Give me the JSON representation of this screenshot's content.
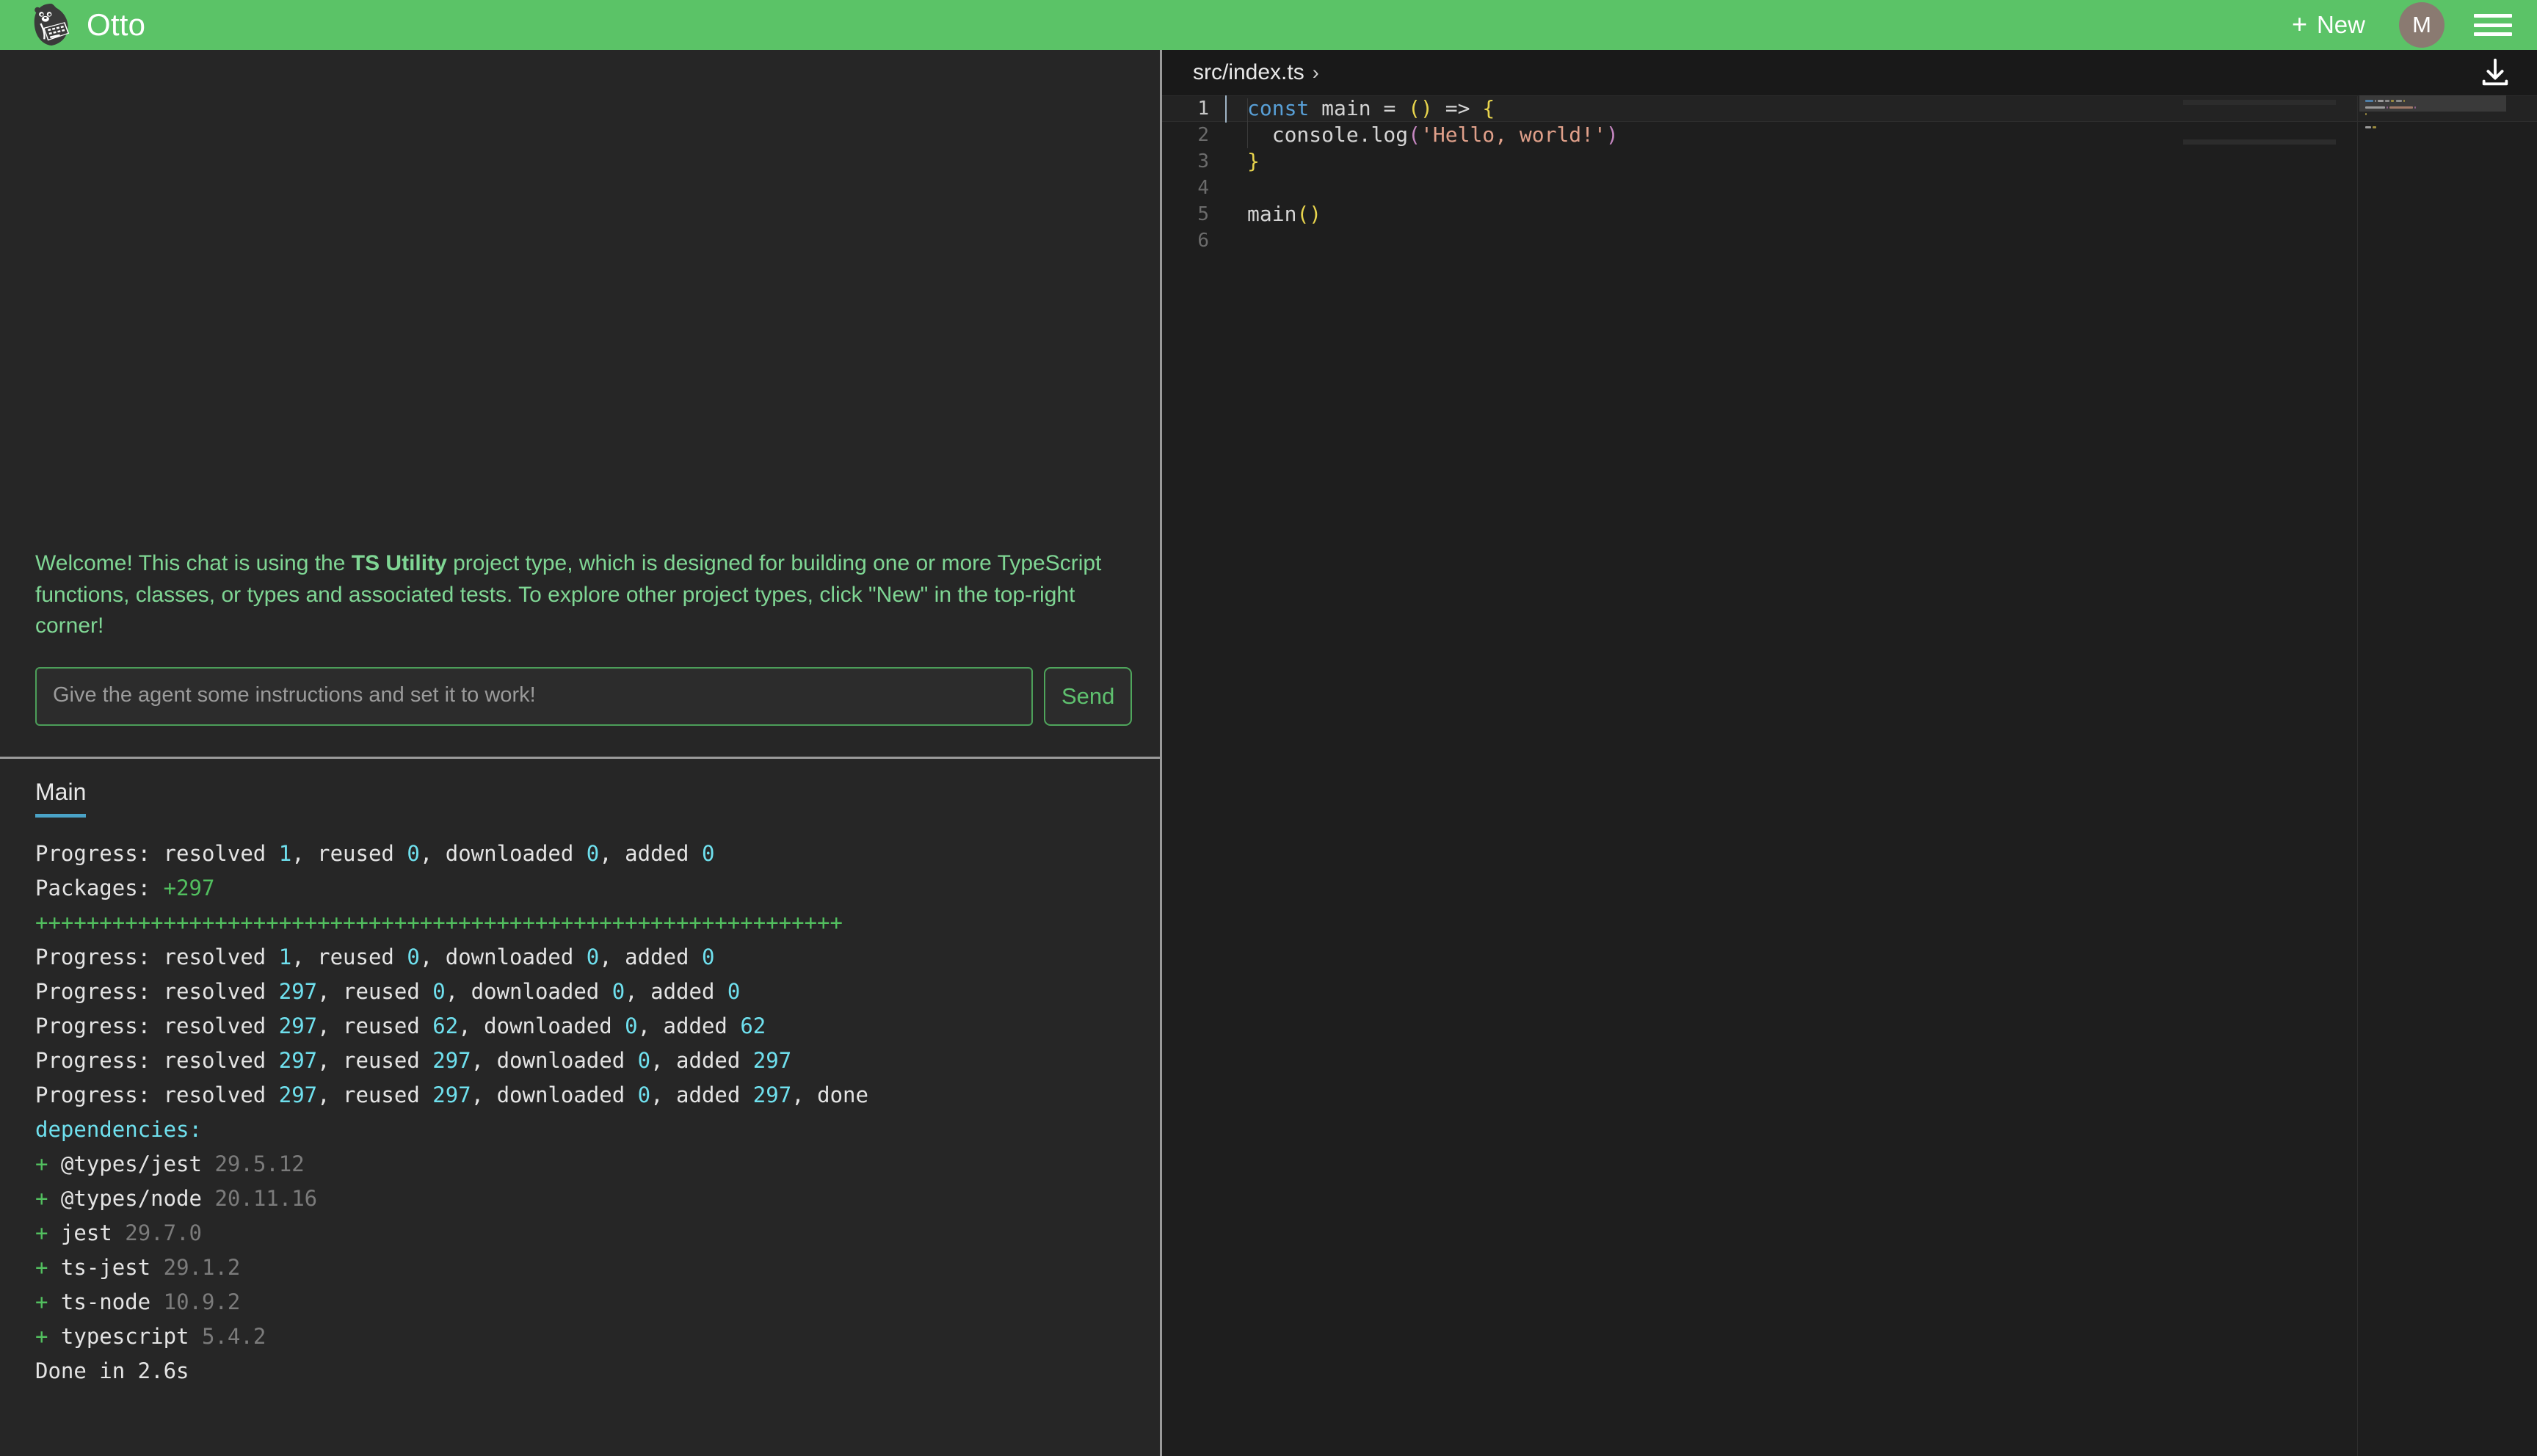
{
  "header": {
    "brand_title": "Otto",
    "logo_icon": "otter-laptop-logo",
    "new_label": "New",
    "new_plus_glyph": "+",
    "avatar_initial": "M",
    "avatar_color": "#8a7a71",
    "menu_icon": "hamburger-menu-icon",
    "background_color": "#5bc367"
  },
  "chat": {
    "welcome_prefix": "Welcome! This chat is using the ",
    "welcome_bold": "TS Utility",
    "welcome_suffix": " project type, which is designed for building one or more TypeScript functions, classes, or types and associated tests. To explore other project types, click \"New\" in the top-right corner!",
    "welcome_color": "#7fd694",
    "input_value": "",
    "input_placeholder": "Give the agent some instructions and set it to work!",
    "send_label": "Send",
    "send_color": "#5fc16f"
  },
  "terminal": {
    "tabs": [
      {
        "label": "Main",
        "active": true
      }
    ],
    "active_tab_underline_color": "#4aa3c7",
    "lines": [
      {
        "type": "progress",
        "resolved": "1",
        "reused": "0",
        "downloaded": "0",
        "added": "0",
        "done": false
      },
      {
        "type": "packages",
        "label": "Packages:",
        "value": "+297"
      },
      {
        "type": "progressbar",
        "value": "+++++++++++++++++++++++++++++++++++++++++++++++++++++++++++++++"
      },
      {
        "type": "progress",
        "resolved": "1",
        "reused": "0",
        "downloaded": "0",
        "added": "0",
        "done": false
      },
      {
        "type": "progress",
        "resolved": "297",
        "reused": "0",
        "downloaded": "0",
        "added": "0",
        "done": false
      },
      {
        "type": "progress",
        "resolved": "297",
        "reused": "62",
        "downloaded": "0",
        "added": "62",
        "done": false
      },
      {
        "type": "progress",
        "resolved": "297",
        "reused": "297",
        "downloaded": "0",
        "added": "297",
        "done": false
      },
      {
        "type": "progress",
        "resolved": "297",
        "reused": "297",
        "downloaded": "0",
        "added": "297",
        "done": true
      },
      {
        "type": "heading",
        "text": "dependencies:"
      },
      {
        "type": "dep",
        "name": "@types/jest",
        "version": "29.5.12"
      },
      {
        "type": "dep",
        "name": "@types/node",
        "version": "20.11.16"
      },
      {
        "type": "dep",
        "name": "jest",
        "version": "29.7.0"
      },
      {
        "type": "dep",
        "name": "ts-jest",
        "version": "29.1.2"
      },
      {
        "type": "dep",
        "name": "ts-node",
        "version": "10.9.2"
      },
      {
        "type": "dep",
        "name": "typescript",
        "version": "5.4.2"
      },
      {
        "type": "plain",
        "text": "Done in 2.6s"
      }
    ],
    "labels": {
      "progress_prefix": "Progress: resolved ",
      "reused": ", reused ",
      "downloaded": ", downloaded ",
      "added": ", added ",
      "done_suffix": ", done"
    }
  },
  "editor": {
    "breadcrumb_path": "src/index.ts",
    "breadcrumb_chevron": "›",
    "download_icon": "download-icon",
    "active_line": 1,
    "lines": [
      {
        "number": "1",
        "tokens": [
          {
            "t": "const",
            "c": "kw-const"
          },
          {
            "t": " ",
            "c": "kw-op"
          },
          {
            "t": "main",
            "c": "kw-id"
          },
          {
            "t": " = ",
            "c": "kw-op"
          },
          {
            "t": "()",
            "c": "kw-paren"
          },
          {
            "t": " => ",
            "c": "kw-op"
          },
          {
            "t": "{",
            "c": "kw-brace"
          }
        ]
      },
      {
        "number": "2",
        "tokens": [
          {
            "t": "  console.log",
            "c": "kw-id"
          },
          {
            "t": "(",
            "c": "kw-quote"
          },
          {
            "t": "'Hello, world!'",
            "c": "kw-str"
          },
          {
            "t": ")",
            "c": "kw-quote"
          }
        ]
      },
      {
        "number": "3",
        "tokens": [
          {
            "t": "}",
            "c": "kw-brace"
          }
        ]
      },
      {
        "number": "4",
        "tokens": []
      },
      {
        "number": "5",
        "tokens": [
          {
            "t": "main",
            "c": "kw-id"
          },
          {
            "t": "()",
            "c": "kw-paren"
          }
        ]
      },
      {
        "number": "6",
        "tokens": []
      }
    ]
  }
}
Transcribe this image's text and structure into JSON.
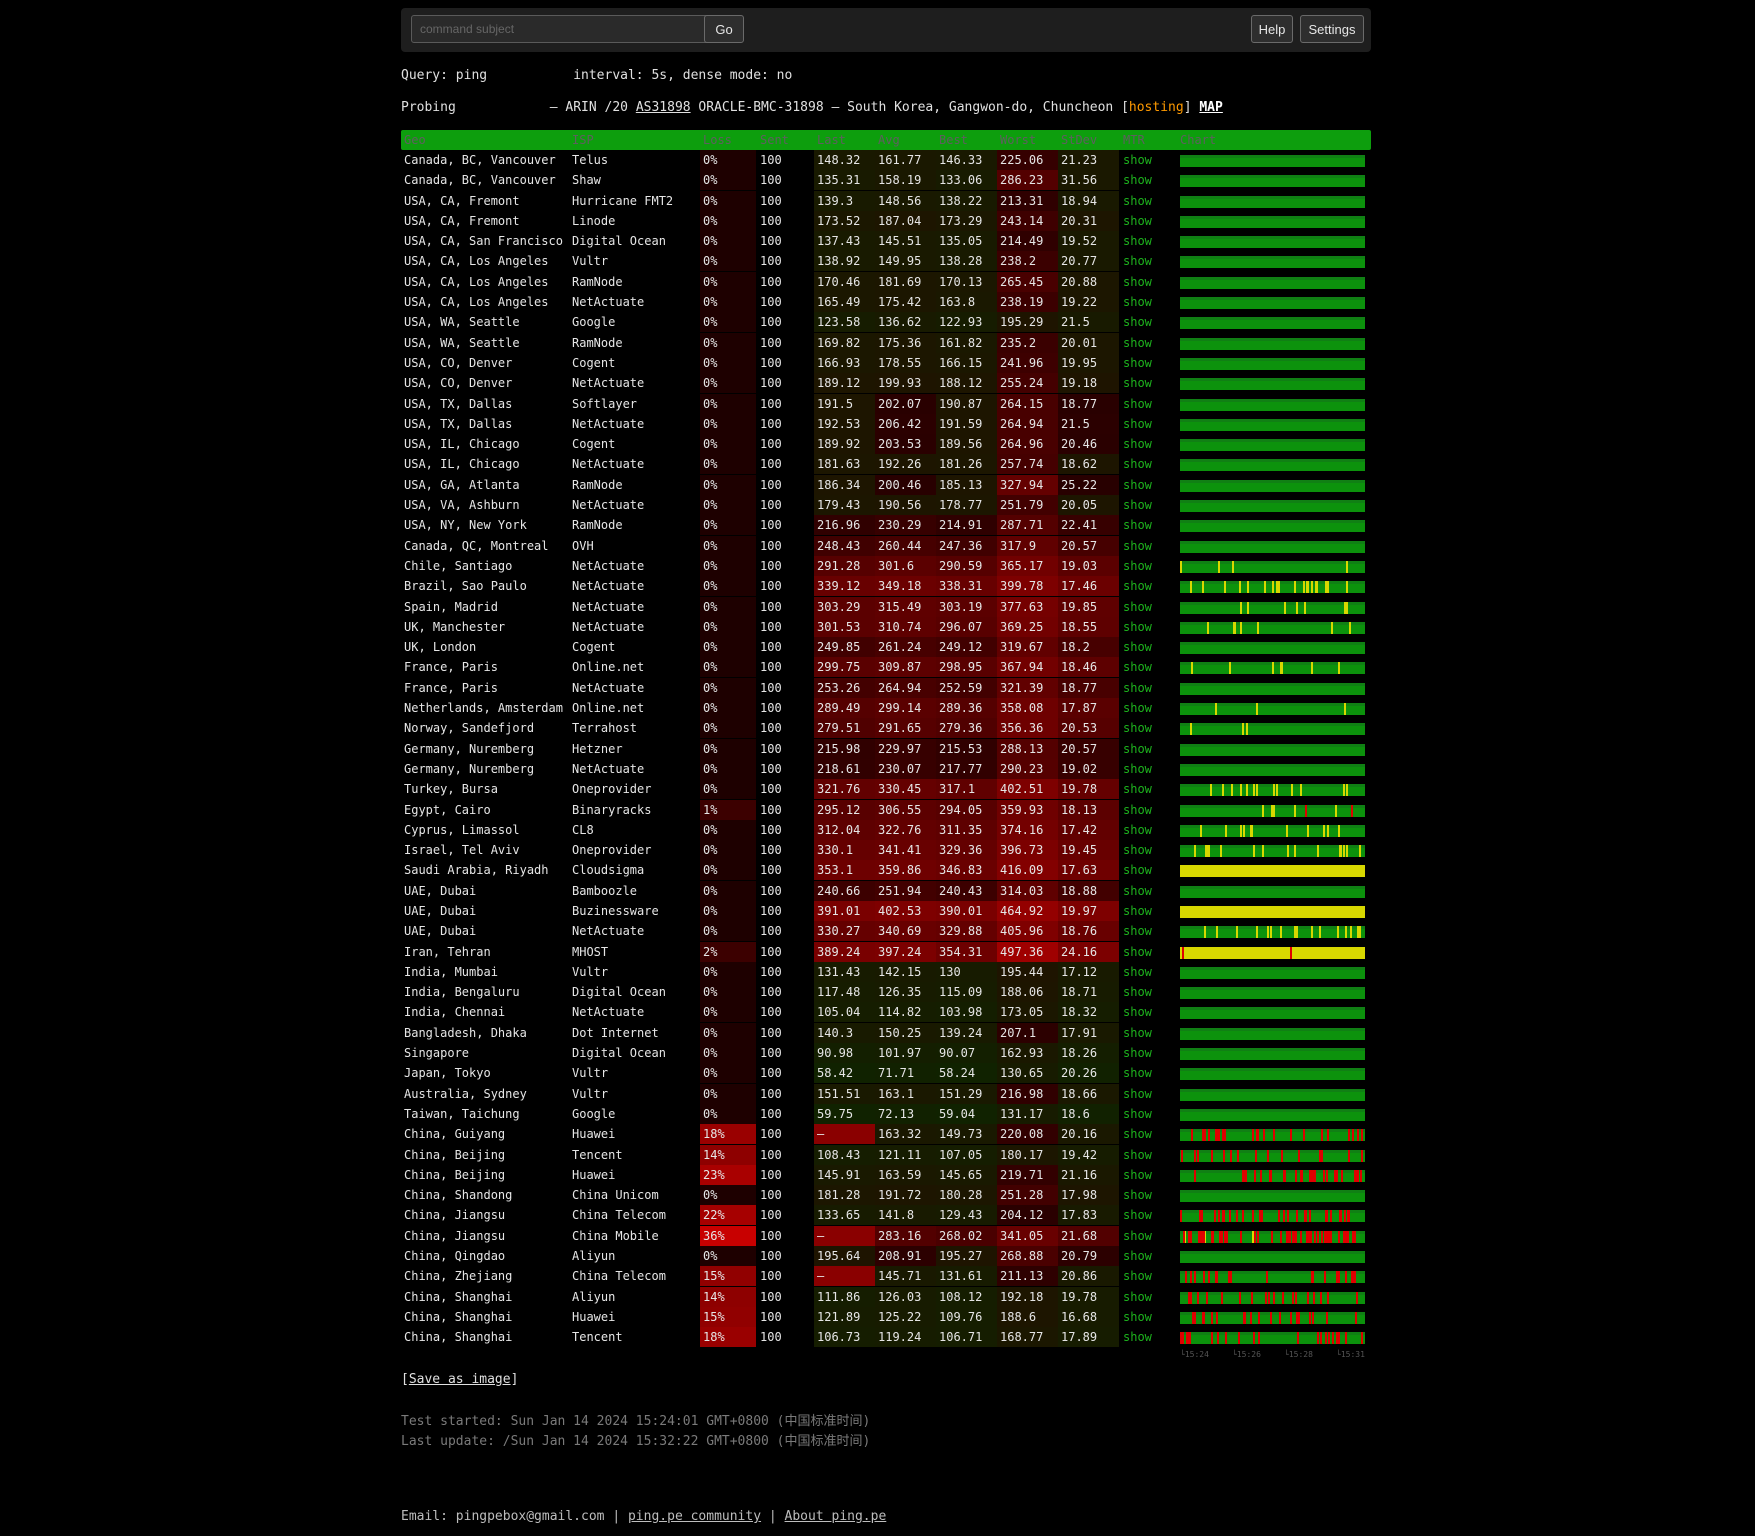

--- Directive ---
Check each line of the entries for the string "JSON". Copy the lines that have it.

--- Response to this exercise ---
Give me the JSON representation of this screenshot's content.
Transcribe this image's text and structure into JSON.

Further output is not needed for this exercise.